## [Aim of the task]
Scan the data below for the string "SDTVAR". Copy every line where it appears.
[start of Stored data]
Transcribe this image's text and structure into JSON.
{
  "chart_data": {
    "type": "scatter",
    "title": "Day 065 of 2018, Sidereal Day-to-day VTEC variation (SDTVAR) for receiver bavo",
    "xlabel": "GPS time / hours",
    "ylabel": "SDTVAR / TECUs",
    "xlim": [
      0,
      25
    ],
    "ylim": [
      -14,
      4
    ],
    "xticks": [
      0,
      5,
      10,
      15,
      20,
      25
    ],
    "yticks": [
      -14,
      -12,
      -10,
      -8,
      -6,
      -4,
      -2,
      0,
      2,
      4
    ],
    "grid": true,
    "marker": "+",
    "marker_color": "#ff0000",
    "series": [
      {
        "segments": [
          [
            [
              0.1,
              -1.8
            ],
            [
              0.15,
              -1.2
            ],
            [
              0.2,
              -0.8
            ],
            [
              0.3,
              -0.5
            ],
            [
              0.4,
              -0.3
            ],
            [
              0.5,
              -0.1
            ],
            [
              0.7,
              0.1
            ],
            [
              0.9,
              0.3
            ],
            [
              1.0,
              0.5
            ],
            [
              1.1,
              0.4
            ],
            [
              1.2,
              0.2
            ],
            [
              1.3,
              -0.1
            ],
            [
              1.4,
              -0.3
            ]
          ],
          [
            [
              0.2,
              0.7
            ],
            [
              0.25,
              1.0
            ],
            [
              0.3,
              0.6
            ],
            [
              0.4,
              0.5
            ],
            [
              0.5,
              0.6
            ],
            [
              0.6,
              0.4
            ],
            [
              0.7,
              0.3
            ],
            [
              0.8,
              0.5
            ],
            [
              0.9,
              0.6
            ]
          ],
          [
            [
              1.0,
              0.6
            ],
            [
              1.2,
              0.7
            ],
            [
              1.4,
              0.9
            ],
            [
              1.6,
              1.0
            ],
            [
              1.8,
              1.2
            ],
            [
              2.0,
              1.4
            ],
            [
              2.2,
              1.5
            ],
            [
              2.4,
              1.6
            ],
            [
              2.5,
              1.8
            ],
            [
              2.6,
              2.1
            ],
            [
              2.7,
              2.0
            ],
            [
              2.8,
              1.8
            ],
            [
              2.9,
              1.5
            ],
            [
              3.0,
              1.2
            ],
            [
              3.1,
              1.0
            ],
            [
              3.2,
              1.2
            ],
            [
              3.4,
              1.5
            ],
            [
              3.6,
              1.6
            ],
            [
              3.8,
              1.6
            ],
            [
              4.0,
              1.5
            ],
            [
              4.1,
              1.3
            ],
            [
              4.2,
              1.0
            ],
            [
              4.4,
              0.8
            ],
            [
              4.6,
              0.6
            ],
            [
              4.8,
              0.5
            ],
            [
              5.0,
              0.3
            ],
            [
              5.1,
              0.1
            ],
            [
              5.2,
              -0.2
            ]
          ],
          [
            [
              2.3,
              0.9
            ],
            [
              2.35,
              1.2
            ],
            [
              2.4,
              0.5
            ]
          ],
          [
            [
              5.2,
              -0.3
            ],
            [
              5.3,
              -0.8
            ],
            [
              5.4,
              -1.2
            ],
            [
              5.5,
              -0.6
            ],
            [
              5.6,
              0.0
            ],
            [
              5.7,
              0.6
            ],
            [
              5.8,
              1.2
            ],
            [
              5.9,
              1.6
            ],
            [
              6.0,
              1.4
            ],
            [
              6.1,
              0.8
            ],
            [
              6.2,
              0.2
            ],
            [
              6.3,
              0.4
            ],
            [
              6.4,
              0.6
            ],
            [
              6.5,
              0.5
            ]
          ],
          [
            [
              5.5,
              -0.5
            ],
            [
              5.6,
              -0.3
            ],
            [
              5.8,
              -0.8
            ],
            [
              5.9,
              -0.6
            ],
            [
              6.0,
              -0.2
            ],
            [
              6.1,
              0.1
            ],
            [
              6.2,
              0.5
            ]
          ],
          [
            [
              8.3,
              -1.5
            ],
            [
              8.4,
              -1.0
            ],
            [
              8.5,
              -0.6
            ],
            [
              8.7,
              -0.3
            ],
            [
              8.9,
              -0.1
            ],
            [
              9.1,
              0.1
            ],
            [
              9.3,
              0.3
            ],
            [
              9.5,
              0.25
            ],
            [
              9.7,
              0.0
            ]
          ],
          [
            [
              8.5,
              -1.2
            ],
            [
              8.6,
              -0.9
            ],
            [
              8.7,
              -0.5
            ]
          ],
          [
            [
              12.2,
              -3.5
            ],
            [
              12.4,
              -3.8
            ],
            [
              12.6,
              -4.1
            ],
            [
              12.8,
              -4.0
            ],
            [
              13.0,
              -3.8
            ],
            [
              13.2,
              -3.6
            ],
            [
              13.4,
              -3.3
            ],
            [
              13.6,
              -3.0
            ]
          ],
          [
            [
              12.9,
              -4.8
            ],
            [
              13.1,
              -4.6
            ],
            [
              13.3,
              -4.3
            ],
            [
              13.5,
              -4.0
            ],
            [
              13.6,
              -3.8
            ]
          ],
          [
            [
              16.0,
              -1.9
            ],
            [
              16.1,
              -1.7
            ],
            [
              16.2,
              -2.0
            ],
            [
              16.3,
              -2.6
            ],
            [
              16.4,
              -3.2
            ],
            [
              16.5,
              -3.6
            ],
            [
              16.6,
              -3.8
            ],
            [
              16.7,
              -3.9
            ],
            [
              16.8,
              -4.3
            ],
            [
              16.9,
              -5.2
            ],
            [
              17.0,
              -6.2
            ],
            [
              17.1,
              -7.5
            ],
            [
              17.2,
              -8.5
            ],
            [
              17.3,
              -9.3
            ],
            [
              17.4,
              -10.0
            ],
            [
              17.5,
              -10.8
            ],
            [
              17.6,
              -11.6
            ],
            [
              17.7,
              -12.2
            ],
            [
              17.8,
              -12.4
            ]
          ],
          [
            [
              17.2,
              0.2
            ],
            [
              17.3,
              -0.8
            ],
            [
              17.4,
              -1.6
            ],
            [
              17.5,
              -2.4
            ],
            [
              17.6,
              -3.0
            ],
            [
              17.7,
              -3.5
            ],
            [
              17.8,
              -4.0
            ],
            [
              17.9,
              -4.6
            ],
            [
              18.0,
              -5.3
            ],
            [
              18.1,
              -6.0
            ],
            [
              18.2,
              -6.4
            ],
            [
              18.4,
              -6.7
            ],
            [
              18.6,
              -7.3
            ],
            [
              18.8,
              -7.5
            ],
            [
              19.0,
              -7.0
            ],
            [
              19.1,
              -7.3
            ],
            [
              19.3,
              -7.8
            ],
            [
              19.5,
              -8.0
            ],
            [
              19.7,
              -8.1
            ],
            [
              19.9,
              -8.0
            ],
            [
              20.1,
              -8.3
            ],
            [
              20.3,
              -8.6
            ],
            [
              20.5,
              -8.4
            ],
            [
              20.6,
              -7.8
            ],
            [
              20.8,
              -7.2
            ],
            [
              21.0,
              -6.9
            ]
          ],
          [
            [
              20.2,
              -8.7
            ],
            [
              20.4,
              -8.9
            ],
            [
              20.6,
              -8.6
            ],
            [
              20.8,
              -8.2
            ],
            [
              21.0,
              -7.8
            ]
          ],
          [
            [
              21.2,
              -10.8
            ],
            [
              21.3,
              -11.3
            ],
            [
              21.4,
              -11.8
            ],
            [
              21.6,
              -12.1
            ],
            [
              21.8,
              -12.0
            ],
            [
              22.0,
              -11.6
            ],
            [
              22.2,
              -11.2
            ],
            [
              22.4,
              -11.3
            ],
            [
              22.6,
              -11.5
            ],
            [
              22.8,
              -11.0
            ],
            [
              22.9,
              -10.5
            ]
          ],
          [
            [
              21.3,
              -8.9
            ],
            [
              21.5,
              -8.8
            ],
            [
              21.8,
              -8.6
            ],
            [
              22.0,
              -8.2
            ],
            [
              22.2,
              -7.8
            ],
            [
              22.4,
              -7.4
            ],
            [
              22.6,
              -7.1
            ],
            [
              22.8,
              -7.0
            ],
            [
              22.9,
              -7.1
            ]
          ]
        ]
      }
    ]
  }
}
[end of Stored data]
## [Complete answer]
    "title": "Day 065 of 2018, Sidereal Day-to-day VTEC variation (SDTVAR) for receiver bavo",
    "ylabel": "SDTVAR / TECUs",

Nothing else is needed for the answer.